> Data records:
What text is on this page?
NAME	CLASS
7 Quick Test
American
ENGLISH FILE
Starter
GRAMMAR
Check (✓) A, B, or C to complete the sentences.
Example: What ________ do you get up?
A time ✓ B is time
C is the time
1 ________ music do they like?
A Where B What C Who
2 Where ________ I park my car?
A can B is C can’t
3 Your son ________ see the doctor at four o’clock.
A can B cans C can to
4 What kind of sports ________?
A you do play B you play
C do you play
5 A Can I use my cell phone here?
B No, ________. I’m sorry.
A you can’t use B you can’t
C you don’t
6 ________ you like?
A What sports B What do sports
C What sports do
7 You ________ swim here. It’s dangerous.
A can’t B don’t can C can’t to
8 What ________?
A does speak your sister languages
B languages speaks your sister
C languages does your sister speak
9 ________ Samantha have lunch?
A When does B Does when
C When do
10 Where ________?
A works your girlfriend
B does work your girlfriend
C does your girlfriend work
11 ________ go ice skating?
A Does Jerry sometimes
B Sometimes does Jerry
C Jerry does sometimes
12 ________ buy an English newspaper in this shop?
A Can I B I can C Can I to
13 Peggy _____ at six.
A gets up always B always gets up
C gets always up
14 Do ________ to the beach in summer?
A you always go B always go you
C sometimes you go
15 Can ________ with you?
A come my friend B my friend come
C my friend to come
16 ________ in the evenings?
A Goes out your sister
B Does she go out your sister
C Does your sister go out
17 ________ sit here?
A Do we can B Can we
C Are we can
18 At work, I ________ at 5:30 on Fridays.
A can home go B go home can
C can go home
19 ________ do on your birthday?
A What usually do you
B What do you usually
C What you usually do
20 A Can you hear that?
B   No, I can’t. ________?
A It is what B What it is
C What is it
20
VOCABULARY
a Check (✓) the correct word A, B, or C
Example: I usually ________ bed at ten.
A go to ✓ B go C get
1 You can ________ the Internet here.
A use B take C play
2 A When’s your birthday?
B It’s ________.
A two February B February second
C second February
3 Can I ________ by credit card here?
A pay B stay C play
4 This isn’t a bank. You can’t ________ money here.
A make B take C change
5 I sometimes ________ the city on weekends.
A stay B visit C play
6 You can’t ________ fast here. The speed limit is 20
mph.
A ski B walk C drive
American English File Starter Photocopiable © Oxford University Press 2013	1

--

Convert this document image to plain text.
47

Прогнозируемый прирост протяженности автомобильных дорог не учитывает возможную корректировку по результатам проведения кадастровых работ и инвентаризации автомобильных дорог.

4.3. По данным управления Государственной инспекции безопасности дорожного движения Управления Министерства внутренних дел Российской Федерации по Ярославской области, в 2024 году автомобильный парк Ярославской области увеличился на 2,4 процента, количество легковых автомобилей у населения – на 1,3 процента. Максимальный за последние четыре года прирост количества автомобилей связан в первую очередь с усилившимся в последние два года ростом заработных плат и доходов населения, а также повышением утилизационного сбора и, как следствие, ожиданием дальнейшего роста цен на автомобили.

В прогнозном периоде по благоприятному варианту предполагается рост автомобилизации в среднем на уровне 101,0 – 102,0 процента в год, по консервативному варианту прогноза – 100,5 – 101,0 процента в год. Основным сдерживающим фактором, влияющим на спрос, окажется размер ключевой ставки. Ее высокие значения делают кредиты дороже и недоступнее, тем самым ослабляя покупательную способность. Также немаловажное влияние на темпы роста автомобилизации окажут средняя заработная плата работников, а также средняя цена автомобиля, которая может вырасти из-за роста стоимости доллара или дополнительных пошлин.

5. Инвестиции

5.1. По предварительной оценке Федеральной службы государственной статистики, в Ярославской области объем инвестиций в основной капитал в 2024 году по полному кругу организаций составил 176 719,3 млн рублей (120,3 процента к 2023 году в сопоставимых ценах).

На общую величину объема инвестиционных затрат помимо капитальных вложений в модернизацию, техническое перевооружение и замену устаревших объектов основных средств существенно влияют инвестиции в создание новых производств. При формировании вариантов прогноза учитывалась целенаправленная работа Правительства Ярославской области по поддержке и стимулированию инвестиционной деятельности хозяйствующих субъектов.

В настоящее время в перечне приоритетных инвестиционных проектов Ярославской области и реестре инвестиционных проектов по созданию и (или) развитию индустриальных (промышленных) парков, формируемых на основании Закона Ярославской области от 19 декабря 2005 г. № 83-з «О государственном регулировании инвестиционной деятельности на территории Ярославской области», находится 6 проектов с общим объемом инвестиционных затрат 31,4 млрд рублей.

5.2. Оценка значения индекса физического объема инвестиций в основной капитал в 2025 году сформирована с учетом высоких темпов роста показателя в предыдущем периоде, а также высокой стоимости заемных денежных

> Task objective: Filter out every line that lacks the word "gets", and copy the rest.

> Exercise answer:
A gets up always B always gets up
C gets always up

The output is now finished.